→ WORK INSTRUCTIONS
Check every line of the entries for "Incluir", and copy the lines that hold it.

→ RECORDS PROVIDED
((
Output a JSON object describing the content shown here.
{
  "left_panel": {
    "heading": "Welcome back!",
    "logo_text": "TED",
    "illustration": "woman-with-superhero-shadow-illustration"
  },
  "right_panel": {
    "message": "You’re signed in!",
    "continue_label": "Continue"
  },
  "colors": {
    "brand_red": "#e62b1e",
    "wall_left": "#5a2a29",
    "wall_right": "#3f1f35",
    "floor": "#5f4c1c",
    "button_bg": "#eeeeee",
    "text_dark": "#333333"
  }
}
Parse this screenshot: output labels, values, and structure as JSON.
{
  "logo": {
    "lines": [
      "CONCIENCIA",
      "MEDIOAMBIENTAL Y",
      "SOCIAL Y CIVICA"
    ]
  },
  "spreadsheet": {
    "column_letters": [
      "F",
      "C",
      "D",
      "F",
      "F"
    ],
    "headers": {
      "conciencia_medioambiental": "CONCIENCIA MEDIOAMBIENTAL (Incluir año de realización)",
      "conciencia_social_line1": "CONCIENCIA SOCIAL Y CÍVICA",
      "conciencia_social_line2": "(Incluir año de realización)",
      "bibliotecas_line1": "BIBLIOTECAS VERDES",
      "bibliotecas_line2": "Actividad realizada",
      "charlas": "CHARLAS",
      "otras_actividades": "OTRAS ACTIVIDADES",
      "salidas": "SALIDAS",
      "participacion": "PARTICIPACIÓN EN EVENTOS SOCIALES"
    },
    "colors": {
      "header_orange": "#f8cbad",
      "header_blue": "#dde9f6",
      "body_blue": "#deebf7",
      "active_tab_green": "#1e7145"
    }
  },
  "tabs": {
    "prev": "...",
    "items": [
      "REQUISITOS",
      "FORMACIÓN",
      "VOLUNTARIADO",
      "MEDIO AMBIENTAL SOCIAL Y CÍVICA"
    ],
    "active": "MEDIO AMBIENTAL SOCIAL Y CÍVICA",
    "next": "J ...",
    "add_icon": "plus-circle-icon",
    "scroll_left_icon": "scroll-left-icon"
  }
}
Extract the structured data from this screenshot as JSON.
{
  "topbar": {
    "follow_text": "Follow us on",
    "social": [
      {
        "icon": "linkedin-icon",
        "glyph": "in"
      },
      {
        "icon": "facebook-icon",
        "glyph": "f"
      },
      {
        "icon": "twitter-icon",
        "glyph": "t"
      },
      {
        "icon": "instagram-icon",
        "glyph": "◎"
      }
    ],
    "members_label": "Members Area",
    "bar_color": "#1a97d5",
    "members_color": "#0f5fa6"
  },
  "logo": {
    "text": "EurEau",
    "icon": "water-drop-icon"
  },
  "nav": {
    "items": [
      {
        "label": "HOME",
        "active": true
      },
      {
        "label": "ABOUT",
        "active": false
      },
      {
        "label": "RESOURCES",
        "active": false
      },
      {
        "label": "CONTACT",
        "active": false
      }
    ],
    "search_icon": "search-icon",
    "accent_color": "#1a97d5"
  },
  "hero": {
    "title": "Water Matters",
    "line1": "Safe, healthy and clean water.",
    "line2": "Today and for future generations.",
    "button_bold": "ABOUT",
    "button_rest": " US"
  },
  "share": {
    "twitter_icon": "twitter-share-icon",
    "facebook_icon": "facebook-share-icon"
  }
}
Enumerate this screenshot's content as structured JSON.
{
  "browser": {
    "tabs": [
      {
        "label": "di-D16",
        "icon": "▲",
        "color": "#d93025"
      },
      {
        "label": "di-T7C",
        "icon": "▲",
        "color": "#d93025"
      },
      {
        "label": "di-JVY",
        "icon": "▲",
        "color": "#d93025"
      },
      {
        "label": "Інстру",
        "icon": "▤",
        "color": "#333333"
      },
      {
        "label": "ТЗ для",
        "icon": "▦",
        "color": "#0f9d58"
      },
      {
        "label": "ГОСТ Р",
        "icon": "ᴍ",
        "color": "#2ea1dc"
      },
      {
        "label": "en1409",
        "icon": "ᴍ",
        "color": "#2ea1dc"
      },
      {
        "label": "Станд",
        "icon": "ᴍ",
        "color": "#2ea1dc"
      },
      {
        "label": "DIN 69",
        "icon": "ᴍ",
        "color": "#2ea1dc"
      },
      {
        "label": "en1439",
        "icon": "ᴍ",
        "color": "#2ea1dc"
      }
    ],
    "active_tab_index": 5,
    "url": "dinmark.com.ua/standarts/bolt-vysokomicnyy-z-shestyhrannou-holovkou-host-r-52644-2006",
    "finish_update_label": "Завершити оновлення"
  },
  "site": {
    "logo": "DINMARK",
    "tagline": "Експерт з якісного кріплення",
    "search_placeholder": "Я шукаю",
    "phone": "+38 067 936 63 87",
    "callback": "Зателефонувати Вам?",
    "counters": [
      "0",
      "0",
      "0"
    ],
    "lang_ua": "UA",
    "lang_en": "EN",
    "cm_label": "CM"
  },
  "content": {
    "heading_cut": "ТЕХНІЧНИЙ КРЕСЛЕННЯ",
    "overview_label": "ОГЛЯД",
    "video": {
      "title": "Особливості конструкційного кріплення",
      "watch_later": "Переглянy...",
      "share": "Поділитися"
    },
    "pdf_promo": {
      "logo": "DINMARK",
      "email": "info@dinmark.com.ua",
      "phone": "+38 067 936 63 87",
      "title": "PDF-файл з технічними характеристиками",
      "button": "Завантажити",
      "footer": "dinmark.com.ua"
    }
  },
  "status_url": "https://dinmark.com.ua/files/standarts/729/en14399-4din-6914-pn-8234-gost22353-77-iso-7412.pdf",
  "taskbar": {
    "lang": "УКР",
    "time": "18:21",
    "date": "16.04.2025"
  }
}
))
((
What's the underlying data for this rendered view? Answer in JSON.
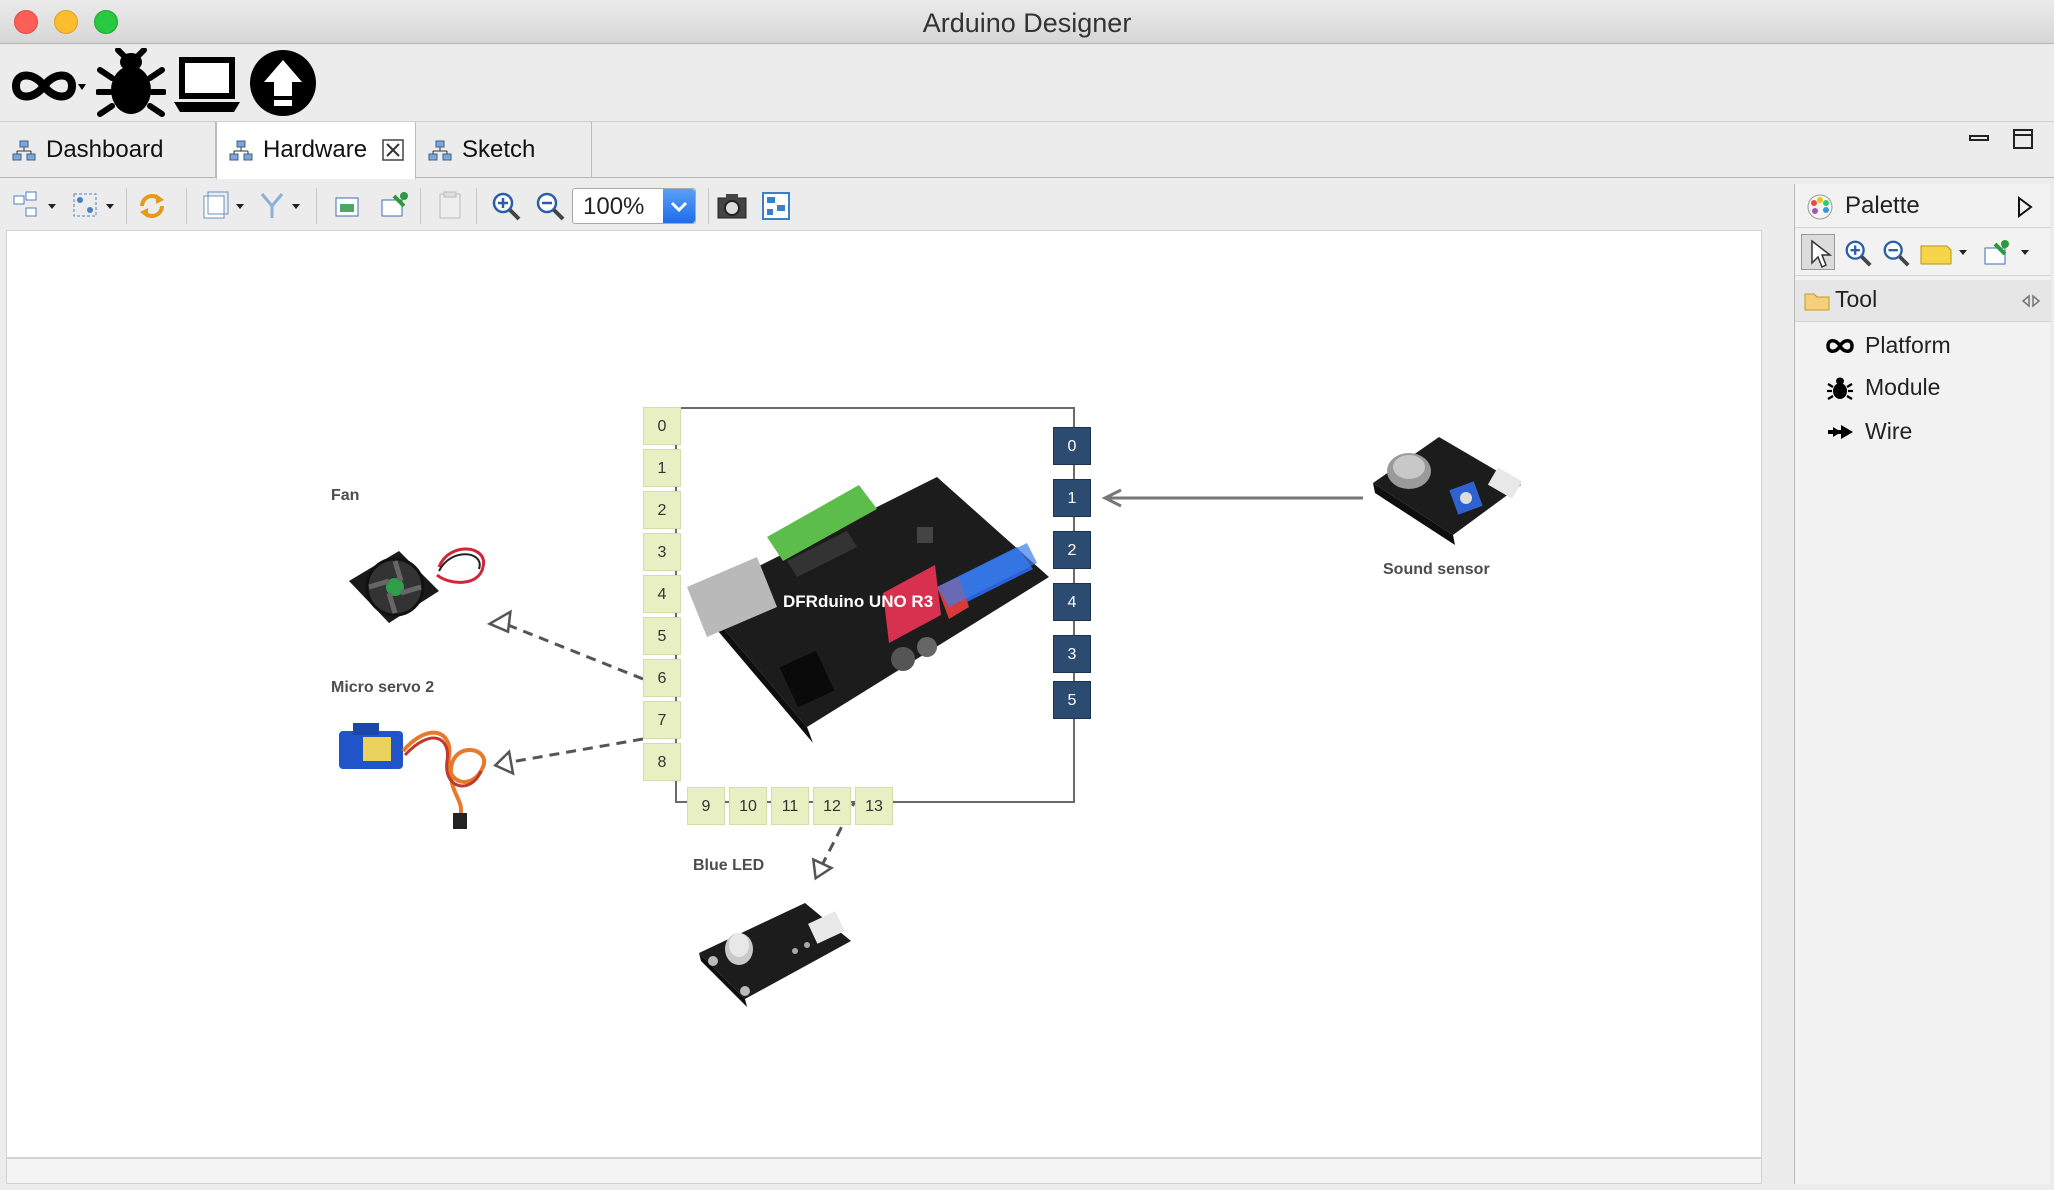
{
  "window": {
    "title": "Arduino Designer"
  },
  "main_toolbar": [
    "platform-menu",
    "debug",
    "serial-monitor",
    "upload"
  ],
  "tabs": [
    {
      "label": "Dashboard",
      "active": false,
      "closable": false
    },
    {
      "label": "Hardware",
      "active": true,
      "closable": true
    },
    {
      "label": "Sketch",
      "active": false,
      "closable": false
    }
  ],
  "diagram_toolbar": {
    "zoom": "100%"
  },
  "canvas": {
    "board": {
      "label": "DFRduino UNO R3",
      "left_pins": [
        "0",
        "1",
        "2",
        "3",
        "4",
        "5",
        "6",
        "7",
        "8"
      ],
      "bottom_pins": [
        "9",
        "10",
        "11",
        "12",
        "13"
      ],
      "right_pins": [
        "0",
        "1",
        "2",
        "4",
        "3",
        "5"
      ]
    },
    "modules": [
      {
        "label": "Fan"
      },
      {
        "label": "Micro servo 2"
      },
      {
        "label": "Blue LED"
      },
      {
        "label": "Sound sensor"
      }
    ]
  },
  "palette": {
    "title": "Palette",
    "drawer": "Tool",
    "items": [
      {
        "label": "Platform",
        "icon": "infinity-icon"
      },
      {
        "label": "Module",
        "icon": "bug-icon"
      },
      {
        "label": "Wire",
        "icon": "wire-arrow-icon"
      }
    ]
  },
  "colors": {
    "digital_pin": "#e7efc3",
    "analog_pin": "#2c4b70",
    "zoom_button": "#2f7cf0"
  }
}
))
→ TASK RESPONSE
      "conciencia_medioambiental": "CONCIENCIA MEDIOAMBIENTAL (Incluir año de realización)",
      "conciencia_social_line2": "(Incluir año de realización)",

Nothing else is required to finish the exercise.